Excerpted passage -
Friday, March 14, 2014
(My new car sticker)
As you probably guessed, were going back to adopt one more time. We have our fingers crossed for another boy. After everything that happened with the kids regarding their bio siblings we realized we really did want one more child. At first we thought we would just wait & see what happened, but ultimately decided to just move on. We can't live our lives waiting for siblings or to see if their bio moms get their life together. We have to live OUR life & live for right now. So at this point I'll tell you where we are in the process. We did have to get re licensed since we were inactive for a year. We turned in our application last week & have been doing our training this week. We go tomorrow for CPR & 1st aid & we will be DONE with training. At that point we just have a bunch of little stuff to gather to complete our file before moving on to home study. I will keep you updated on our progress!

Required actions -
a) Using the adoption post, decide whether each statement agrees with it. Answer yes or no for each and quote the words from the post that settle it.
(i) The family is hoping their next child will be a girl.
(ii) They needed new licensing because they had been inactive for a year.
(iii) Their application went in last week.
b) Answer these questions from the adoption post, one answer per line, marked like the questions.
(i) What date is the post dated?
(ii) What training is left for tomorrow?
(iii) Which step comes after the file is complete?
c) Rewrite the paragraph of the adoption post that begins "As you probably guessed" as a short bulleted list, keeping its main facts.

Provided data -
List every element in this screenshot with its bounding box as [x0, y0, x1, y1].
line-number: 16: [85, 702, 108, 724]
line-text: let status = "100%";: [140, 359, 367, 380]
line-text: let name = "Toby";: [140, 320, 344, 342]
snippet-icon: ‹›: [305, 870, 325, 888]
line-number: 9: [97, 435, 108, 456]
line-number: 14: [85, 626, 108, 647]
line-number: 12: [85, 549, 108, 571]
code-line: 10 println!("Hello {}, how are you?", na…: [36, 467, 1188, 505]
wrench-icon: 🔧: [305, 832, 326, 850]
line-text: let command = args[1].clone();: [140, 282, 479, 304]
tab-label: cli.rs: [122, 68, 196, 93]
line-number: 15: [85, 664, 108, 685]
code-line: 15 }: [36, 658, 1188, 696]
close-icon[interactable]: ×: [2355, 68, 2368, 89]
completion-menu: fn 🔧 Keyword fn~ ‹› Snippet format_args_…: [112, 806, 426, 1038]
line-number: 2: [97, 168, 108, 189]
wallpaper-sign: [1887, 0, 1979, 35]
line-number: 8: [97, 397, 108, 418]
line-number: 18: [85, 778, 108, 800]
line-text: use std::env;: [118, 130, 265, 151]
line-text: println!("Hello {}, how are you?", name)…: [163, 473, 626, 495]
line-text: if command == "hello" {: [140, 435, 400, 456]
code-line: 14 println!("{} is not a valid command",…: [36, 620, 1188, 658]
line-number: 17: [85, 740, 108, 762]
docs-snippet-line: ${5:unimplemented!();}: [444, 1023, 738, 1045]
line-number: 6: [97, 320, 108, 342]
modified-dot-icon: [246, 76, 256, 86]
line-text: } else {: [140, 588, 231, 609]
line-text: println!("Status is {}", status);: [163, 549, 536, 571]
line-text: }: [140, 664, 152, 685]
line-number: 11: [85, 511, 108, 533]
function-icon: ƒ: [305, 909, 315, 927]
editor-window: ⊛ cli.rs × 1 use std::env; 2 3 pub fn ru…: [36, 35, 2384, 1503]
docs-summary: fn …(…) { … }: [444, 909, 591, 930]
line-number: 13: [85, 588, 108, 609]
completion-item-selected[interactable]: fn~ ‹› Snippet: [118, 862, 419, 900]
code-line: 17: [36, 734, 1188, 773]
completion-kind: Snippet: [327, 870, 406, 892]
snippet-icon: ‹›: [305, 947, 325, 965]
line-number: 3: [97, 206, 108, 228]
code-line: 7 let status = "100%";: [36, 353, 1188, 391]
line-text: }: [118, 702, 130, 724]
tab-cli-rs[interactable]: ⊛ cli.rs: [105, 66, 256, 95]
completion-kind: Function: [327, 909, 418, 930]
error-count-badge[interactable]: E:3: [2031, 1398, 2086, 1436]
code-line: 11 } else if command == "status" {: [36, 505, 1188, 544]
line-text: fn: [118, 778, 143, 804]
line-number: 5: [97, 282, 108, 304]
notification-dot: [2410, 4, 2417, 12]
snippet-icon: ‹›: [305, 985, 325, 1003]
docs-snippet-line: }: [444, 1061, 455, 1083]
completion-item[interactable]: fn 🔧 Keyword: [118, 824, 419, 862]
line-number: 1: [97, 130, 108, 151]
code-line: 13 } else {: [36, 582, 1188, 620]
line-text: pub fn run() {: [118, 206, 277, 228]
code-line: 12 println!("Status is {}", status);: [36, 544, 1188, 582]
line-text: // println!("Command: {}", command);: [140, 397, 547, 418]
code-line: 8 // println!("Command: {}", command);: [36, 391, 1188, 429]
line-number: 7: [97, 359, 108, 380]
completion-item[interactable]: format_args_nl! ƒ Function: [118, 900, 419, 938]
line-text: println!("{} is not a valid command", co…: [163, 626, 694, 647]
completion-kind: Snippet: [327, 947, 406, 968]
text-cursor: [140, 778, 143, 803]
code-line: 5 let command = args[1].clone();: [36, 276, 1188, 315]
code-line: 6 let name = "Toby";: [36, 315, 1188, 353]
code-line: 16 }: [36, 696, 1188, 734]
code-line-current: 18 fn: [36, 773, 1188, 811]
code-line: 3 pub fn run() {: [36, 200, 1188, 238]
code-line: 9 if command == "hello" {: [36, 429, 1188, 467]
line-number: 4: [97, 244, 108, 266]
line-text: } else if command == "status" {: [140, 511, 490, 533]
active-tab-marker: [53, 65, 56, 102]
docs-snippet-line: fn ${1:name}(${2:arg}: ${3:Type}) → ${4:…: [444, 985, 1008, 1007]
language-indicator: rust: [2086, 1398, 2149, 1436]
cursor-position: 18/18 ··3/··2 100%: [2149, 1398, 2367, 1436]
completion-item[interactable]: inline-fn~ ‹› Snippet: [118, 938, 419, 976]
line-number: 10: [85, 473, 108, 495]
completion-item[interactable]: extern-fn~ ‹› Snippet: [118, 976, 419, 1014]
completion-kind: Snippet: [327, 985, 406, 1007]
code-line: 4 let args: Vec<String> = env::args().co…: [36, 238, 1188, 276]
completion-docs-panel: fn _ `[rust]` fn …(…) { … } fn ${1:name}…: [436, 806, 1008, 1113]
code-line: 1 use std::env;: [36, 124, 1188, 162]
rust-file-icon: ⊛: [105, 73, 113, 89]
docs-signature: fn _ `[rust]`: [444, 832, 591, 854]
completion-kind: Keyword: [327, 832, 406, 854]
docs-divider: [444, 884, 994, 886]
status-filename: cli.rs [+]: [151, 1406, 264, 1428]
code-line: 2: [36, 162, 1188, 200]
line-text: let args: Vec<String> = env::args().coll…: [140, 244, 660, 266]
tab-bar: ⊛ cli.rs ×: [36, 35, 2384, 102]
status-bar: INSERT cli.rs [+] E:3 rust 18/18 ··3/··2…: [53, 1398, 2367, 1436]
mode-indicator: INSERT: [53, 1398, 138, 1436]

Task-by-task solutions -
a)
(i) No: "We have our fingers crossed for another boy."
(ii) Yes: "We did have to get re licensed since we were inactive for a year."
(iii) Yes: "We turned in our application last week"

b)
(i) Friday, March 14, 2014
(ii) CPR and first aid
(iii) Home study

c)
- We are going back to adopt one more time and hope for another boy.
- After what happened with the kids' bio siblings, we realized we wanted one more child.
- We first planned to wait and see but decided to move on instead of waiting for siblings or for the bio moms to get their lives together.
- We had to get relicensed because we had been inactive for a year.
- We turned in our application last week and have been doing training this week.
- CPR and first aid tomorrow will finish our training.
- Next we gather small items to complete our file, then move on to home study.